# The task
Identify the lines that contain the string "moderne", then copy each of them.

Data excerpts:

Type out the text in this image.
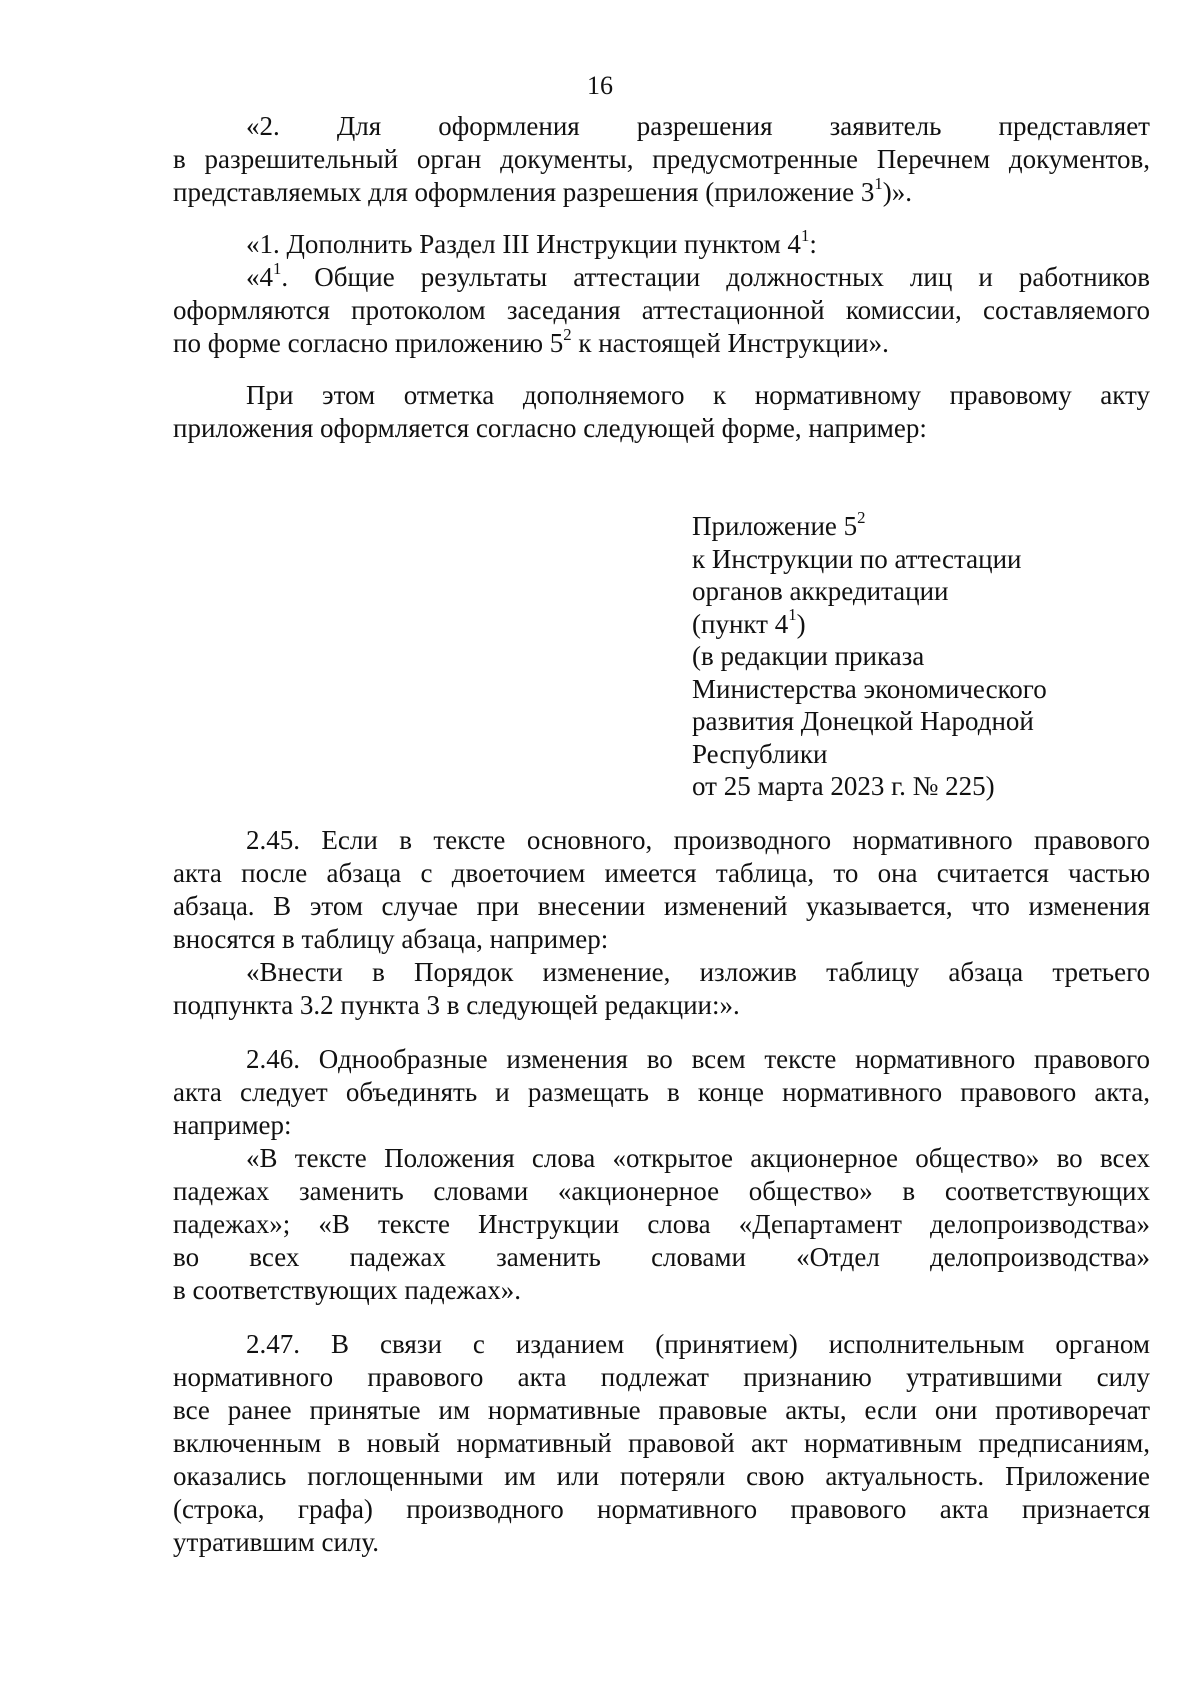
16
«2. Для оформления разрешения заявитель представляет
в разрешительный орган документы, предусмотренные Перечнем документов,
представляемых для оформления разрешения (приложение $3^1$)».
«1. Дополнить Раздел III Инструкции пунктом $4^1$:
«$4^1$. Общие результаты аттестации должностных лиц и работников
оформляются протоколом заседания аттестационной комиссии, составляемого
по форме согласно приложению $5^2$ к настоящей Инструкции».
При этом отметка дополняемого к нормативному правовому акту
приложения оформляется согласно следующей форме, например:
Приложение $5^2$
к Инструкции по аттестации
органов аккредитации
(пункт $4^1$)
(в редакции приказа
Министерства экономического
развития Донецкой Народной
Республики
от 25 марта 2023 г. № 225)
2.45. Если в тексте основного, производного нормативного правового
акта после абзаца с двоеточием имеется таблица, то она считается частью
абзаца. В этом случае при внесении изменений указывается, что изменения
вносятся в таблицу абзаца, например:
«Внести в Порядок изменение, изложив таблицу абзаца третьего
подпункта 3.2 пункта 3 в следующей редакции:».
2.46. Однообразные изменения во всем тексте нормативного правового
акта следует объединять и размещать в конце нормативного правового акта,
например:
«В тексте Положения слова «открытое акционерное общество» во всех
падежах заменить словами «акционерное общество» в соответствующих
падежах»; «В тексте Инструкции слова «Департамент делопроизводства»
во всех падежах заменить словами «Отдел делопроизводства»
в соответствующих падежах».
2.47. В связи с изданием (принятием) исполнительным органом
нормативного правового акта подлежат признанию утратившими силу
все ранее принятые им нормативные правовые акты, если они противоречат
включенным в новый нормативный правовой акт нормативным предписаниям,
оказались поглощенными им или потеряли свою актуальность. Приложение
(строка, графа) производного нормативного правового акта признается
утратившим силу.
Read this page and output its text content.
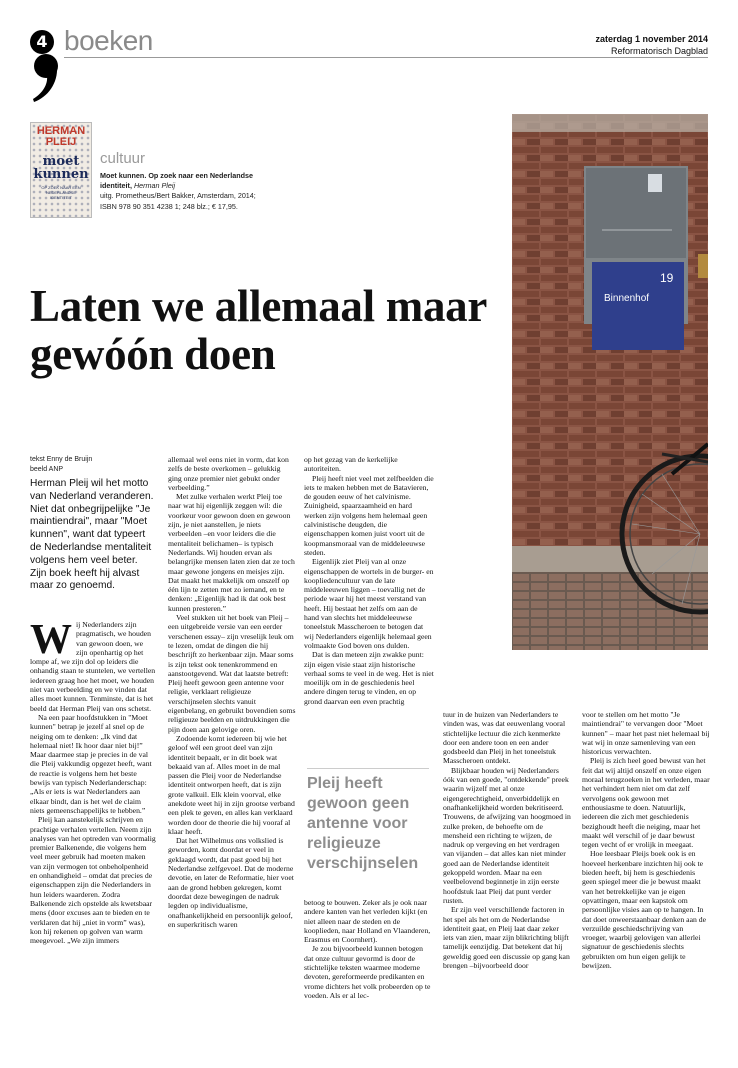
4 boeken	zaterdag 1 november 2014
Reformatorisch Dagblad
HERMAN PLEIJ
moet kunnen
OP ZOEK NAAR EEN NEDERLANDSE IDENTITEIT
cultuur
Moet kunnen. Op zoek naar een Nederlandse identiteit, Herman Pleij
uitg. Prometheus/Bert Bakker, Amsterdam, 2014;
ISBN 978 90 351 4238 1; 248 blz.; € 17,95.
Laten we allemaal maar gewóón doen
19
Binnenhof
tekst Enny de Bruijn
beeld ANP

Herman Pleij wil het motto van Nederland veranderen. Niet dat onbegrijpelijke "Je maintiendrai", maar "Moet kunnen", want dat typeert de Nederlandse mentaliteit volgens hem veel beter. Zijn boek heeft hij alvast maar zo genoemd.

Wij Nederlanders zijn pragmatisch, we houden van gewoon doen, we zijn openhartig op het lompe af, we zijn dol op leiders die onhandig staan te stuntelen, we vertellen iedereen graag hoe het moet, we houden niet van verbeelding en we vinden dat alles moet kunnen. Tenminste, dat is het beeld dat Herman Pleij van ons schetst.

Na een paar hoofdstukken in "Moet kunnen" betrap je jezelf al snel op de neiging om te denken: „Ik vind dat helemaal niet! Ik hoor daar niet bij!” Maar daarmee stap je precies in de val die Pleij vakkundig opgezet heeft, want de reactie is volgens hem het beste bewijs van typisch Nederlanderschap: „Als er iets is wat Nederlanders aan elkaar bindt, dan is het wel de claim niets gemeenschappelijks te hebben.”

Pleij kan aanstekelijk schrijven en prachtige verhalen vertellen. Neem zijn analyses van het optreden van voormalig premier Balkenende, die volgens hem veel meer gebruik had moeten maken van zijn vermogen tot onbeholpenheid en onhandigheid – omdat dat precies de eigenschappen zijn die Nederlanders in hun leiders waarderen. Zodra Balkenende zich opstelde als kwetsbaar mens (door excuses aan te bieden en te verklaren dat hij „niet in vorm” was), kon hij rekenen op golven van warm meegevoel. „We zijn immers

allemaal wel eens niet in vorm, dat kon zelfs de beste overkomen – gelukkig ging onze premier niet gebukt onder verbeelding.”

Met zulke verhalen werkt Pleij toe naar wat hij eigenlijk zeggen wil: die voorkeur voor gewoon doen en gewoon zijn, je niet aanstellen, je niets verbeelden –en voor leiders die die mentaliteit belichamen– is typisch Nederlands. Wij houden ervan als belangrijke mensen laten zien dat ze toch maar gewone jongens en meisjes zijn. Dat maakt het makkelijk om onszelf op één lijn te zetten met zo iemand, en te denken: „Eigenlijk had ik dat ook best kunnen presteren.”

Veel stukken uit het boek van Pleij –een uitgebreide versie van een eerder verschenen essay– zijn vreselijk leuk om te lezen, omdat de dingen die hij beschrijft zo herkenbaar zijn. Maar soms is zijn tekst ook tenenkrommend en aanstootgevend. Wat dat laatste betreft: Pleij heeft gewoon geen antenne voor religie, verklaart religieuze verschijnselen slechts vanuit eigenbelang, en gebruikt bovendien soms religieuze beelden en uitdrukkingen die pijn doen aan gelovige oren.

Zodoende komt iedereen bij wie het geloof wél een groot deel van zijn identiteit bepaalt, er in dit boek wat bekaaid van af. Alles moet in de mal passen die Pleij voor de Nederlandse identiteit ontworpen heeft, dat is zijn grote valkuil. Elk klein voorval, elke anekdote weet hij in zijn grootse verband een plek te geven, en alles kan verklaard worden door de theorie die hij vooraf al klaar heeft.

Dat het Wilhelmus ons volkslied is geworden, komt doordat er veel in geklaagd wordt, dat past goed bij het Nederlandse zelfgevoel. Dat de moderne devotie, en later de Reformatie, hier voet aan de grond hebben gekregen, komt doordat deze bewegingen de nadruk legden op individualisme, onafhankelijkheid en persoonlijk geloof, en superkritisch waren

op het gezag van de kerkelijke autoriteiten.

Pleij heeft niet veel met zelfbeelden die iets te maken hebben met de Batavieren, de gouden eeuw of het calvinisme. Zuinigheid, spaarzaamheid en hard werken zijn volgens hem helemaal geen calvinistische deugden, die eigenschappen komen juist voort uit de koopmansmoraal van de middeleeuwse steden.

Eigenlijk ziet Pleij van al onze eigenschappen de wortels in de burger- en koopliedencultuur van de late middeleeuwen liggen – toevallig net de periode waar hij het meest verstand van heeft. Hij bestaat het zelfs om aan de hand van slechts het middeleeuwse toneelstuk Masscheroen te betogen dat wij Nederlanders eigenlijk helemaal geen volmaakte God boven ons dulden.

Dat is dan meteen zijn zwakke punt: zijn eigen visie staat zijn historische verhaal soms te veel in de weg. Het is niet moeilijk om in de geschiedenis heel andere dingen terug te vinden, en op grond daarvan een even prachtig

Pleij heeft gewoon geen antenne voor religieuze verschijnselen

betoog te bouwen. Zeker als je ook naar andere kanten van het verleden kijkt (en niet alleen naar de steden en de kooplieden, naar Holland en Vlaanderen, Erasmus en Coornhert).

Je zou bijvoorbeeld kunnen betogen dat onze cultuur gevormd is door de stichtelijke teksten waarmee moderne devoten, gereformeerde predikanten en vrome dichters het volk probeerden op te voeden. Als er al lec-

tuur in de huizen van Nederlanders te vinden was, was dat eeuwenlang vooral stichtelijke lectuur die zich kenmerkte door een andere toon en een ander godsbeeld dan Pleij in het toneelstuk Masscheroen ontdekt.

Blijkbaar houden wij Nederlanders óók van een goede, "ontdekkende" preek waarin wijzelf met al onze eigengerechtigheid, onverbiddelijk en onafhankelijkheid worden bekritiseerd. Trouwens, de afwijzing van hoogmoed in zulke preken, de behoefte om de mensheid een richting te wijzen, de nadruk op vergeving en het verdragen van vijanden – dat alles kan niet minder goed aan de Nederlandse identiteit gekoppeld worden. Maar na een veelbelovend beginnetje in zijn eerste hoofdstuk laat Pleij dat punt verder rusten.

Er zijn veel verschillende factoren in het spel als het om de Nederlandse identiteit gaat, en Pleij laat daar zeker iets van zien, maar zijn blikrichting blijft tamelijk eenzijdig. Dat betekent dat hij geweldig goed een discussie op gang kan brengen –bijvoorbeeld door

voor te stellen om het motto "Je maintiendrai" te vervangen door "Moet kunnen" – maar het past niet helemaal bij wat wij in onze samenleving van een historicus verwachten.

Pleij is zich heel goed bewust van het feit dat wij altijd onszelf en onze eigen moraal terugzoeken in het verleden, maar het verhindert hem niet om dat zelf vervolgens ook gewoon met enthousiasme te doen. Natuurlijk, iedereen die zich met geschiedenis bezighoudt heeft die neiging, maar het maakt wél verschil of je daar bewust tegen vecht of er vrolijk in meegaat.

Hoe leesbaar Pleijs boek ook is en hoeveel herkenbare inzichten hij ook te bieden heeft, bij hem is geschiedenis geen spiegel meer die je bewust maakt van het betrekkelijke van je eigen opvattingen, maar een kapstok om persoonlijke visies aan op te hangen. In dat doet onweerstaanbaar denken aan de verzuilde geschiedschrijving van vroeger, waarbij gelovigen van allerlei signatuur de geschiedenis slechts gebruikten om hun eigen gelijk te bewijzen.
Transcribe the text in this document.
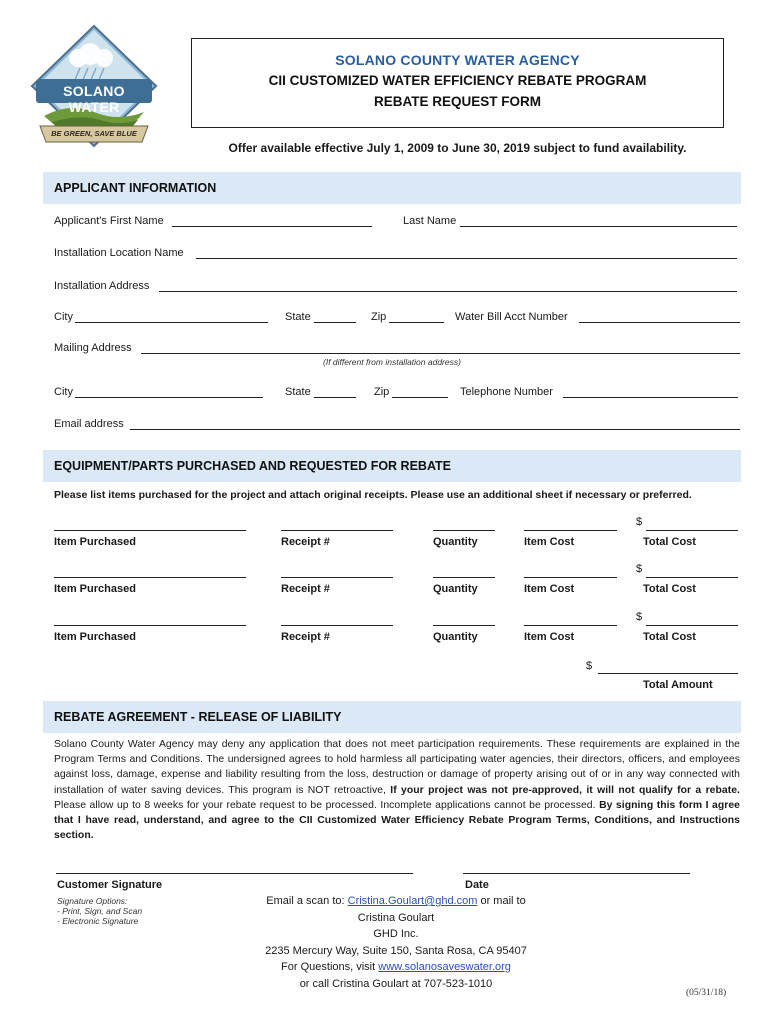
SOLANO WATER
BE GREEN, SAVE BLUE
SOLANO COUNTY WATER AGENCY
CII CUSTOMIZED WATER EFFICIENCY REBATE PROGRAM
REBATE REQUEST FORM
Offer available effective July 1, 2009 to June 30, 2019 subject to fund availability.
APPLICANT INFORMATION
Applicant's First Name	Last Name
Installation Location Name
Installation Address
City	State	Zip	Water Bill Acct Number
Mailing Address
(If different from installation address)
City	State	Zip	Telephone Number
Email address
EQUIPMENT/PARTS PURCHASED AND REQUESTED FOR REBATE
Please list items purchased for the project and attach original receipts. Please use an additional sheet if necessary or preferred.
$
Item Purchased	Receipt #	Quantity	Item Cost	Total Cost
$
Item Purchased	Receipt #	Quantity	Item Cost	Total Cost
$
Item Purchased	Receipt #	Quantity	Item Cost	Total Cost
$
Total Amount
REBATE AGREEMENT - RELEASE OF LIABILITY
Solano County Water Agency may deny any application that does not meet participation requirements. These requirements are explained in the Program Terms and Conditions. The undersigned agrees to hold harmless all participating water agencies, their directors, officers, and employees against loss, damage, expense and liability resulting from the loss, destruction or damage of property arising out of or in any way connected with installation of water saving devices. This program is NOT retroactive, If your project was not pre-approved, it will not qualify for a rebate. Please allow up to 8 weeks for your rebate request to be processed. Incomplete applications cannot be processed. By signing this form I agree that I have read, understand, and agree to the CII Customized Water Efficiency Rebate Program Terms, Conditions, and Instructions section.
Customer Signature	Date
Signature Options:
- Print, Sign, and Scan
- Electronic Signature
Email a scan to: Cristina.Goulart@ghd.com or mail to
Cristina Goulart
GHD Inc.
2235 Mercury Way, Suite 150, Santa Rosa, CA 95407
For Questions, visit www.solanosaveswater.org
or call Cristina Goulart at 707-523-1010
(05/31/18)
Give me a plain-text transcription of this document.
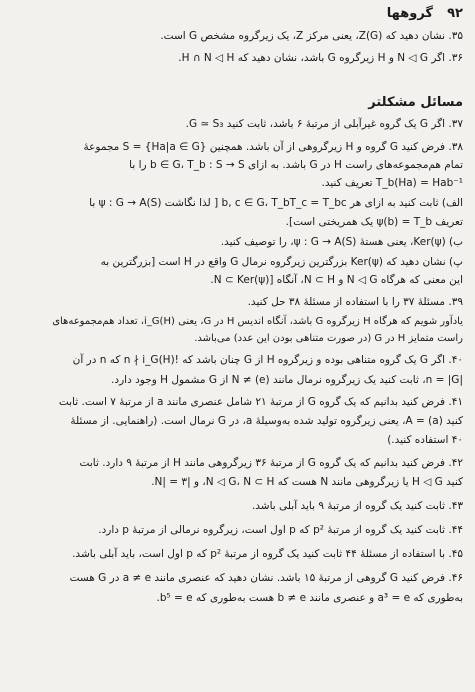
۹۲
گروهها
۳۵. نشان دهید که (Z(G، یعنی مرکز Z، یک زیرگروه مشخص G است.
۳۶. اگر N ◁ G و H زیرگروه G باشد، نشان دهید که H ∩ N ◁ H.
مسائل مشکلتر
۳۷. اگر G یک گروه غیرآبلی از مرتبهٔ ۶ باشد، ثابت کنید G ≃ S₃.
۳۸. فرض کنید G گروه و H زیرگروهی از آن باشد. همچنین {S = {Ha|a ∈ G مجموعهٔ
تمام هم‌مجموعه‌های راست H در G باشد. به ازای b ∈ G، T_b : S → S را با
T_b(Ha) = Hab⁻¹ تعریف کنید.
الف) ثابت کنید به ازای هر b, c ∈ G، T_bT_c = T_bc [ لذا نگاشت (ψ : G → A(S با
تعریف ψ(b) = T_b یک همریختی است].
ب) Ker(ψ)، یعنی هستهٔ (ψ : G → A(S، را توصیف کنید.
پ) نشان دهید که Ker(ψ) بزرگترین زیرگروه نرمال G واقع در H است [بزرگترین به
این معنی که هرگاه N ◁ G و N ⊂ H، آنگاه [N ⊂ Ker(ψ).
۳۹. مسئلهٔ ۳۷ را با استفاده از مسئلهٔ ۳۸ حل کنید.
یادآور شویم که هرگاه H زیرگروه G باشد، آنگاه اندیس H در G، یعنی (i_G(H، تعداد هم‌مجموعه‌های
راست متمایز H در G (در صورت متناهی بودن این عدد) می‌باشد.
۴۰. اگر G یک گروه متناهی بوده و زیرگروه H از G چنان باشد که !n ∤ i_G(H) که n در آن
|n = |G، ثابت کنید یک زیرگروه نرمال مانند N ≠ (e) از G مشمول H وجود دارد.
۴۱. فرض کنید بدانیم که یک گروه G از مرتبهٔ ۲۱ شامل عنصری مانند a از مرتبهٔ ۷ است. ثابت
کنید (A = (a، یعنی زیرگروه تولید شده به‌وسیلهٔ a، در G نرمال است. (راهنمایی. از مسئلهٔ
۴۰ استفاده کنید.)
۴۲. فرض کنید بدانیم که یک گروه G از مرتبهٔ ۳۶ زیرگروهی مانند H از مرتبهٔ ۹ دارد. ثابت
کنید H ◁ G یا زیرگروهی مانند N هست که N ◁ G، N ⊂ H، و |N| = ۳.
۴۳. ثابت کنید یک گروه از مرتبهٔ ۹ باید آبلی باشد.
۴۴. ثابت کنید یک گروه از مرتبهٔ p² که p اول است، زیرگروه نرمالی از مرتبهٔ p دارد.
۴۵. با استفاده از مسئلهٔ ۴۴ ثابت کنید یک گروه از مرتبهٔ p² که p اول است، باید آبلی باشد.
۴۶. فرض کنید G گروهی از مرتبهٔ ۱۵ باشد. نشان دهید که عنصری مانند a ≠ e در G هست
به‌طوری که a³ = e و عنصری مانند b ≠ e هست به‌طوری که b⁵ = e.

# Correct result
Dat het Wilhelmus ons volkslied is geworden, komt doordat er veel in geklaagd wordt, dat past goed bij het Nederlandse zelfgevoel. Dat de moderne devotie, en later de Reformatie, hier voet aan de grond hebben gekregen, komt doordat deze bewegingen de nadruk legden op individualisme, onafhankelijkheid en persoonlijk geloof, en superkritisch waren
Je zou bijvoorbeeld kunnen betogen dat onze cultuur gevormd is door de stichtelijke teksten waarmee moderne devoten, gereformeerde predikanten en vrome dichters het volk probeerden op te voeden. Als er al lec-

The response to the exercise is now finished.